----- Dataset records

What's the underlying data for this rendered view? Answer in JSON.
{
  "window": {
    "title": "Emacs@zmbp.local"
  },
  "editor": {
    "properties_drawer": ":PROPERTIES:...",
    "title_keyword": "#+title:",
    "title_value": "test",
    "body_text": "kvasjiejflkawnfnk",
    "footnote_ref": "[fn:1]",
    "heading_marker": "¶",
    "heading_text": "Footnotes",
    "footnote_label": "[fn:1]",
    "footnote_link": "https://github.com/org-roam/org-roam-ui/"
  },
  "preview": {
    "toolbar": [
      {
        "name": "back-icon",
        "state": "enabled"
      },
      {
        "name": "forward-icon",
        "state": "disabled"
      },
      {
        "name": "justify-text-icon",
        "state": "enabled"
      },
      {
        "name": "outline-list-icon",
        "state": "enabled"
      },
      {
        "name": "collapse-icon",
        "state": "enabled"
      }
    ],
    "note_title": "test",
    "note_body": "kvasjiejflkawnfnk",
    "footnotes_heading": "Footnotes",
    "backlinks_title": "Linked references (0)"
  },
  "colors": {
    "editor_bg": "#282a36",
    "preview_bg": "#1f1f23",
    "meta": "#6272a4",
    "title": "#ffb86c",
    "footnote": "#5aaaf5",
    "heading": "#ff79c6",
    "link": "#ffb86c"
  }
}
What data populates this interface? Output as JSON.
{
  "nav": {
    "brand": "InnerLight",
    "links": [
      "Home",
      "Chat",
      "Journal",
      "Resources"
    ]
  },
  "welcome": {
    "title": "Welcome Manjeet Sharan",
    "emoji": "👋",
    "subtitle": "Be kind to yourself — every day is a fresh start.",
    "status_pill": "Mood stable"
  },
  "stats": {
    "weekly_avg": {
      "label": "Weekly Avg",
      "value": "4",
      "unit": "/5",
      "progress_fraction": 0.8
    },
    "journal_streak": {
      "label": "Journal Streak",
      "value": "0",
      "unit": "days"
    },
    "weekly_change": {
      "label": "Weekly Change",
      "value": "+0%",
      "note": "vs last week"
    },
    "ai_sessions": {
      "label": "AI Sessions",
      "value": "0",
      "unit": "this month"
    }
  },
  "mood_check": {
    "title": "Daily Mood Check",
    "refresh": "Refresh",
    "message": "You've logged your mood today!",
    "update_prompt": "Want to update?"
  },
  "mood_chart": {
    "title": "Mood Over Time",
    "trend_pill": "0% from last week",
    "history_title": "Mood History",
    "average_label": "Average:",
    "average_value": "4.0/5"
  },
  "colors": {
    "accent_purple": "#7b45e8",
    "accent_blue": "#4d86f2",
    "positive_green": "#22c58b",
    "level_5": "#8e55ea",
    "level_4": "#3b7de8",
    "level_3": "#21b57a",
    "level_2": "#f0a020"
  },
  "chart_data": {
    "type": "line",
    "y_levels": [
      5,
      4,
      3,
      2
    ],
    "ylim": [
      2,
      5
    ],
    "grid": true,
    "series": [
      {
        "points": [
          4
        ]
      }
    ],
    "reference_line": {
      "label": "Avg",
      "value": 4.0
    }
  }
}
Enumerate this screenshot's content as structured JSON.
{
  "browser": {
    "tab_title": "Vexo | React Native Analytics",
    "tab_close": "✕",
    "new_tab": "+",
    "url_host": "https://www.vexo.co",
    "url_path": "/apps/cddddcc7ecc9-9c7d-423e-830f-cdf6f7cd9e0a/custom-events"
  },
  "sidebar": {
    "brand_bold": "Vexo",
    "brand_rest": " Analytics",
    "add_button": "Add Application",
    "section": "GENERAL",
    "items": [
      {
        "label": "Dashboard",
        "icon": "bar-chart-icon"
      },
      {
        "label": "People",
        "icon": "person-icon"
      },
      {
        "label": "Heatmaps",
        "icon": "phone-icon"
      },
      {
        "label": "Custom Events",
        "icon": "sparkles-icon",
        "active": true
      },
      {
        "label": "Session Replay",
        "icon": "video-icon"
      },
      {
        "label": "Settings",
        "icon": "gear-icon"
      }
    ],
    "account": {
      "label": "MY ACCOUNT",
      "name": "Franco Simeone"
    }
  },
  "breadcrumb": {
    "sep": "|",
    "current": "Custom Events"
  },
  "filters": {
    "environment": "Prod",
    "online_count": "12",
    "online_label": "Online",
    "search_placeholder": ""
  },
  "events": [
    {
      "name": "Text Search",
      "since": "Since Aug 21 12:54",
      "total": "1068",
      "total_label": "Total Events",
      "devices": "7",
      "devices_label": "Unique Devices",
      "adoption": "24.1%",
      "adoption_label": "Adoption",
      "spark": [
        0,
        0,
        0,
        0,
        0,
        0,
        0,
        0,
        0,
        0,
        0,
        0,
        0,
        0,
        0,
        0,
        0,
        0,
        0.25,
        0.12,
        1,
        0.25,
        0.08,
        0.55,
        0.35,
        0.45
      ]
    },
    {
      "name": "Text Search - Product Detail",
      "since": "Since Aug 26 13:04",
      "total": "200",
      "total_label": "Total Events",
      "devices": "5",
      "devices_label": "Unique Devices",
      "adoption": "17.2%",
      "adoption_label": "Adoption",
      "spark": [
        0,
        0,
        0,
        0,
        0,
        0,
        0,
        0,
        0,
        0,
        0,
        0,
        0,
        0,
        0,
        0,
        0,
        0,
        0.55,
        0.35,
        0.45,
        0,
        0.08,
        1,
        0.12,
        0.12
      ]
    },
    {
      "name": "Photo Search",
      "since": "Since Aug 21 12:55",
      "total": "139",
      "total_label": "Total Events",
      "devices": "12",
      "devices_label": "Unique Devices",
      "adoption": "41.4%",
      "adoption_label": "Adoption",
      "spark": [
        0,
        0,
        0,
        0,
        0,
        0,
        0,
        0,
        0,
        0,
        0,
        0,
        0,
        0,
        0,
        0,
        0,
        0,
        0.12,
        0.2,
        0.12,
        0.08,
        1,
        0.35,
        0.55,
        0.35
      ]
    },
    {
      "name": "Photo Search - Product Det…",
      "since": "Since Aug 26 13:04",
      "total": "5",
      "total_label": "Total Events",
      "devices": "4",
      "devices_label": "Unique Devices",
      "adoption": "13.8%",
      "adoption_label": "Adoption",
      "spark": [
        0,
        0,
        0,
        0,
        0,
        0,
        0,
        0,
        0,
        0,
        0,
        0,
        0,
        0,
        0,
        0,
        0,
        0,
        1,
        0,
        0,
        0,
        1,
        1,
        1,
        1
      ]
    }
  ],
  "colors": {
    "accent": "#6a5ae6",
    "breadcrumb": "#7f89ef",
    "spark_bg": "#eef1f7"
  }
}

----------

● **Stated exercise**
Write out the entries above word for word.

● **Output**
What's the underlying data for this rendered view? Answer in JSON.
{
  "window": {
    "title": "Emacs@zmbp.local"
  },
  "editor": {
    "properties_drawer": ":PROPERTIES:...",
    "title_keyword": "#+title:",
    "title_value": "test",
    "body_text": "kvasjiejflkawnfnk",
    "footnote_ref": "[fn:1]",
    "heading_marker": "¶",
    "heading_text": "Footnotes",
    "footnote_label": "[fn:1]",
    "footnote_link": "https://github.com/org-roam/org-roam-ui/"
  },
  "preview": {
    "toolbar": [
      {
        "name": "back-icon",
        "state": "enabled"
      },
      {
        "name": "forward-icon",
        "state": "disabled"
      },
      {
        "name": "justify-text-icon",
        "state": "enabled"
      },
      {
        "name": "outline-list-icon",
        "state": "enabled"
      },
      {
        "name": "collapse-icon",
        "state": "enabled"
      }
    ],
    "note_title": "test",
    "note_body": "kvasjiejflkawnfnk",
    "footnotes_heading": "Footnotes",
    "backlinks_title": "Linked references (0)"
  },
  "colors": {
    "editor_bg": "#282a36",
    "preview_bg": "#1f1f23",
    "meta": "#6272a4",
    "title": "#ffb86c",
    "footnote": "#5aaaf5",
    "heading": "#ff79c6",
    "link": "#ffb86c"
  }
}
What data populates this interface? Output as JSON.
{
  "nav": {
    "brand": "InnerLight",
    "links": [
      "Home",
      "Chat",
      "Journal",
      "Resources"
    ]
  },
  "welcome": {
    "title": "Welcome Manjeet Sharan",
    "emoji": "👋",
    "subtitle": "Be kind to yourself — every day is a fresh start.",
    "status_pill": "Mood stable"
  },
  "stats": {
    "weekly_avg": {
      "label": "Weekly Avg",
      "value": "4",
      "unit": "/5",
      "progress_fraction": 0.8
    },
    "journal_streak": {
      "label": "Journal Streak",
      "value": "0",
      "unit": "days"
    },
    "weekly_change": {
      "label": "Weekly Change",
      "value": "+0%",
      "note": "vs last week"
    },
    "ai_sessions": {
      "label": "AI Sessions",
      "value": "0",
      "unit": "this month"
    }
  },
  "mood_check": {
    "title": "Daily Mood Check",
    "refresh": "Refresh",
    "message": "You've logged your mood today!",
    "update_prompt": "Want to update?"
  },
  "mood_chart": {
    "title": "Mood Over Time",
    "trend_pill": "0% from last week",
    "history_title": "Mood History",
    "average_label": "Average:",
    "average_value": "4.0/5"
  },
  "colors": {
    "accent_purple": "#7b45e8",
    "accent_blue": "#4d86f2",
    "positive_green": "#22c58b",
    "level_5": "#8e55ea",
    "level_4": "#3b7de8",
    "level_3": "#21b57a",
    "level_2": "#f0a020"
  },
  "chart_data": {
    "type": "line",
    "y_levels": [
      5,
      4,
      3,
      2
    ],
    "ylim": [
      2,
      5
    ],
    "grid": true,
    "series": [
      {
        "points": [
          4
        ]
      }
    ],
    "reference_line": {
      "label": "Avg",
      "value": 4.0
    }
  }
}
Enumerate this screenshot's content as structured JSON.
{
  "browser": {
    "tab_title": "Vexo | React Native Analytics",
    "tab_close": "✕",
    "new_tab": "+",
    "url_host": "https://www.vexo.co",
    "url_path": "/apps/cddddcc7ecc9-9c7d-423e-830f-cdf6f7cd9e0a/custom-events"
  },
  "sidebar": {
    "brand_bold": "Vexo",
    "brand_rest": " Analytics",
    "add_button": "Add Application",
    "section": "GENERAL",
    "items": [
      {
        "label": "Dashboard",
        "icon": "bar-chart-icon"
      },
      {
        "label": "People",
        "icon": "person-icon"
      },
      {
        "label": "Heatmaps",
        "icon": "phone-icon"
      },
      {
        "label": "Custom Events",
        "icon": "sparkles-icon",
        "active": true
      },
      {
        "label": "Session Replay",
        "icon": "video-icon"
      },
      {
        "label": "Settings",
        "icon": "gear-icon"
      }
    ],
    "account": {
      "label": "MY ACCOUNT",
      "name": "Franco Simeone"
    }
  },
  "breadcrumb": {
    "sep": "|",
    "current": "Custom Events"
  },
  "filters": {
    "environment": "Prod",
    "online_count": "12",
    "online_label": "Online",
    "search_placeholder": ""
  },
  "events": [
    {
      "name": "Text Search",
      "since": "Since Aug 21 12:54",
      "total": "1068",
      "total_label": "Total Events",
      "devices": "7",
      "devices_label": "Unique Devices",
      "adoption": "24.1%",
      "adoption_label": "Adoption",
      "spark": [
        0,
        0,
        0,
        0,
        0,
        0,
        0,
        0,
        0,
        0,
        0,
        0,
        0,
        0,
        0,
        0,
        0,
        0,
        0.25,
        0.12,
        1,
        0.25,
        0.08,
        0.55,
        0.35,
        0.45
      ]
    },
    {
      "name": "Text Search - Product Detail",
      "since": "Since Aug 26 13:04",
      "total": "200",
      "total_label": "Total Events",
      "devices": "5",
      "devices_label": "Unique Devices",
      "adoption": "17.2%",
      "adoption_label": "Adoption",
      "spark": [
        0,
        0,
        0,
        0,
        0,
        0,
        0,
        0,
        0,
        0,
        0,
        0,
        0,
        0,
        0,
        0,
        0,
        0,
        0.55,
        0.35,
        0.45,
        0,
        0.08,
        1,
        0.12,
        0.12
      ]
    },
    {
      "name": "Photo Search",
      "since": "Since Aug 21 12:55",
      "total": "139",
      "total_label": "Total Events",
      "devices": "12",
      "devices_label": "Unique Devices",
      "adoption": "41.4%",
      "adoption_label": "Adoption",
      "spark": [
        0,
        0,
        0,
        0,
        0,
        0,
        0,
        0,
        0,
        0,
        0,
        0,
        0,
        0,
        0,
        0,
        0,
        0,
        0.12,
        0.2,
        0.12,
        0.08,
        1,
        0.35,
        0.55,
        0.35
      ]
    },
    {
      "name": "Photo Search - Product Det…",
      "since": "Since Aug 26 13:04",
      "total": "5",
      "total_label": "Total Events",
      "devices": "4",
      "devices_label": "Unique Devices",
      "adoption": "13.8%",
      "adoption_label": "Adoption",
      "spark": [
        0,
        0,
        0,
        0,
        0,
        0,
        0,
        0,
        0,
        0,
        0,
        0,
        0,
        0,
        0,
        0,
        0,
        0,
        1,
        0,
        0,
        0,
        1,
        1,
        1,
        1
      ]
    }
  ],
  "colors": {
    "accent": "#6a5ae6",
    "breadcrumb": "#7f89ef",
    "spark_bg": "#eef1f7"
  }
}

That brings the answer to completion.